## What is being asked
Write the records out again exactly, leaving no images in.

Dataset items
* * * * * * * * *

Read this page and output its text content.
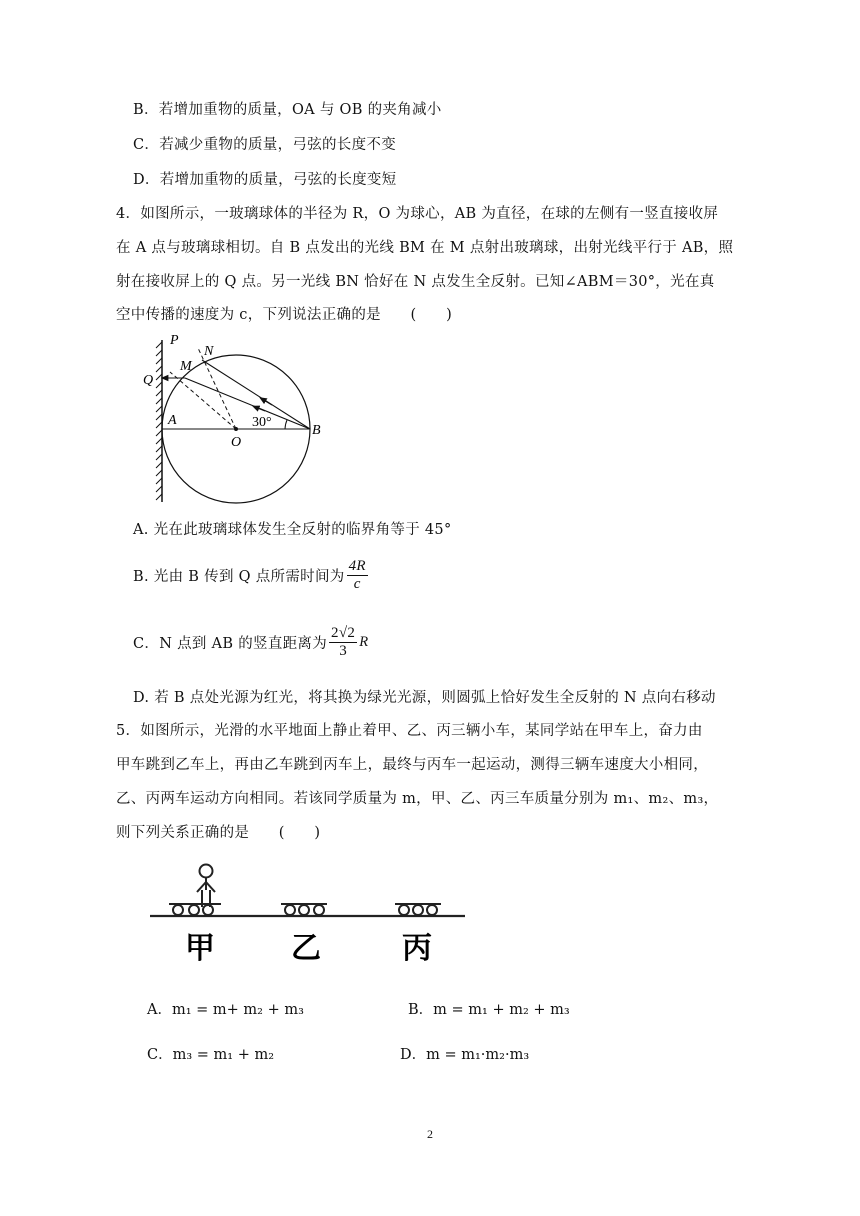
B．若增加重物的质量，OA 与 OB 的夹角减小
C．若减少重物的质量，弓弦的长度不变
D．若增加重物的质量，弓弦的长度变短
4．如图所示，一玻璃球体的半径为 R，O 为球心，AB 为直径，在球的左侧有一竖直接收屏
在 A 点与玻璃球相切。自 B 点发出的光线 BM 在 M 点射出玻璃球，出射光线平行于 AB，照
射在接收屏上的 Q 点。另一光线 BN 恰好在 N 点发生全反射。已知∠ABM＝30°，光在真
空中传播的速度为 c，下列说法正确的是　　(　　)
P
N
M
Q
A
O
B
30°
A. 光在此玻璃球体发生全反射的临界角等于 45°
B. 光由 B 传到 Q 点所需时间为 $\frac{4R}{c}$
C．N 点到 AB 的竖直距离为 $\frac{2√2}{3}$ R
D. 若 B 点处光源为红光，将其换为绿光光源，则圆弧上恰好发生全反射的 N 点向右移动
5．如图所示，光滑的水平地面上静止着甲、乙、丙三辆小车，某同学站在甲车上，奋力由
甲车跳到乙车上，再由乙车跳到丙车上，最终与丙车一起运动，测得三辆车速度大小相同，
乙、丙两车运动方向相同。若该同学质量为 m，甲、乙、丙三车质量分别为 m₁、m₂、m₃，
则下列关系正确的是　　(　　)
甲	乙	丙
A．m₁ = m+ m₂ + m₃	B．m = m₁ + m₂ + m₃
C．m₃ = m₁ + m₂	D．m = m₁·m₂·m₃
2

* * * * * * * * *

## Solution for this exercise
Read this page and output its text content.
B．若增加重物的质量，OA 与 OB 的夹角减小
C．若减少重物的质量，弓弦的长度不变
D．若增加重物的质量，弓弦的长度变短
4．如图所示，一玻璃球体的半径为 R，O 为球心，AB 为直径，在球的左侧有一竖直接收屏
在 A 点与玻璃球相切。自 B 点发出的光线 BM 在 M 点射出玻璃球，出射光线平行于 AB，照
射在接收屏上的 Q 点。另一光线 BN 恰好在 N 点发生全反射。已知∠ABM＝30°，光在真
空中传播的速度为 c，下列说法正确的是　　(　　)
P
N
M
Q
A
O
B
30°
A. 光在此玻璃球体发生全反射的临界角等于 45°
B. 光由 B 传到 Q 点所需时间为 $\frac{4R}{c}$
C．N 点到 AB 的竖直距离为 $\frac{2√2}{3}$ R
D. 若 B 点处光源为红光，将其换为绿光光源，则圆弧上恰好发生全反射的 N 点向右移动
5．如图所示，光滑的水平地面上静止着甲、乙、丙三辆小车，某同学站在甲车上，奋力由
甲车跳到乙车上，再由乙车跳到丙车上，最终与丙车一起运动，测得三辆车速度大小相同，
乙、丙两车运动方向相同。若该同学质量为 m，甲、乙、丙三车质量分别为 m₁、m₂、m₃，
则下列关系正确的是　　(　　)
甲	乙	丙
A．m₁ = m+ m₂ + m₃	B．m = m₁ + m₂ + m₃
C．m₃ = m₁ + m₂	D．m = m₁·m₂·m₃
2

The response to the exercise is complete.